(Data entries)
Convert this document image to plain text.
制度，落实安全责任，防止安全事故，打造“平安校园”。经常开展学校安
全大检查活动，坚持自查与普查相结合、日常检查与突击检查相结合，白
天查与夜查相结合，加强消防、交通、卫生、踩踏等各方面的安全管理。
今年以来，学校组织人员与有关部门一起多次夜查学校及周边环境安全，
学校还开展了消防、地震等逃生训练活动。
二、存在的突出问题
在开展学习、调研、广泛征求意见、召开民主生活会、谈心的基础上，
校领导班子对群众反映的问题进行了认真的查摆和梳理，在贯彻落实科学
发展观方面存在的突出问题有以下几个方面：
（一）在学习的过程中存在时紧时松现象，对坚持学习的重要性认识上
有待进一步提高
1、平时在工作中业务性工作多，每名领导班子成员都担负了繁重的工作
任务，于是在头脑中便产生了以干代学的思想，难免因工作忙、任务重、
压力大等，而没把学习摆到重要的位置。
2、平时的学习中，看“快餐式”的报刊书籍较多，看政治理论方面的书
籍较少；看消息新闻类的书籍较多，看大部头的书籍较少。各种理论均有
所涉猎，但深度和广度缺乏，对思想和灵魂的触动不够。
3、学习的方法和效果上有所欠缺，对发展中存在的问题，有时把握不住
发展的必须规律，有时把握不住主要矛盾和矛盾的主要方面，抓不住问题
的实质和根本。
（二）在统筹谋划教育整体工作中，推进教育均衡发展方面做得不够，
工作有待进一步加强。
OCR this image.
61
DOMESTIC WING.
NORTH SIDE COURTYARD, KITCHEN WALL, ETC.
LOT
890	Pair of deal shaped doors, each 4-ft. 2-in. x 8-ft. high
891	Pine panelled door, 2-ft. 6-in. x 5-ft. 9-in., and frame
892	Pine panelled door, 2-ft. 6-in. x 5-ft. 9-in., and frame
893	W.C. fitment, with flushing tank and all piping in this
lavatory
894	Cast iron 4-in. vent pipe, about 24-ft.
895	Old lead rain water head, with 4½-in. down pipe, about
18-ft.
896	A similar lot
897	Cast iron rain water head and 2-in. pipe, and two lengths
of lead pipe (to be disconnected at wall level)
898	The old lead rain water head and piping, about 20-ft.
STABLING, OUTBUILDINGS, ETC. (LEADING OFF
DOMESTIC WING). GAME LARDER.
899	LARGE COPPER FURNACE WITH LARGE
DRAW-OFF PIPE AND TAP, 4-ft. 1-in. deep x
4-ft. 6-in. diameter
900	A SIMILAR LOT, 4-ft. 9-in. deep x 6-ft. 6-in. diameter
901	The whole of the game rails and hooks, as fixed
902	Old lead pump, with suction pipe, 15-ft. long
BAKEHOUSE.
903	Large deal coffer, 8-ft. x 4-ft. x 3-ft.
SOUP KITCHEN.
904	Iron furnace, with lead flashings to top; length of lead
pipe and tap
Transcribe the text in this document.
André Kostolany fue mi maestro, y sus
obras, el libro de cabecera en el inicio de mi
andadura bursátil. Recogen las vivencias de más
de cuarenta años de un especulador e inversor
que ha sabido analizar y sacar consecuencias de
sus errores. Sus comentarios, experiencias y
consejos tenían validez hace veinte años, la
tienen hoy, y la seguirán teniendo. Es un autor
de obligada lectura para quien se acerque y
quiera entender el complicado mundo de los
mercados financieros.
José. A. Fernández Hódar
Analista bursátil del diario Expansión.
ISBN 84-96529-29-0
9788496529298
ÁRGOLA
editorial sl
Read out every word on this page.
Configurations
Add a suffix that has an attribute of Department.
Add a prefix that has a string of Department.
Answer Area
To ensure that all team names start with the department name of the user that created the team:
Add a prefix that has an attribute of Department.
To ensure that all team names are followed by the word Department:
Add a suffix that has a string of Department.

### GOAL
Give back exactly the lines from the line containing "Read out every word on this page." to the end of the entries, and no other lines.

### FINAL RESULT
Read out every word on this page.
Configurations
Add a suffix that has an attribute of Department.
Add a prefix that has a string of Department.
Answer Area
To ensure that all team names start with the department name of the user that created the team:
Add a prefix that has an attribute of Department.
To ensure that all team names are followed by the word Department:
Add a suffix that has a string of Department.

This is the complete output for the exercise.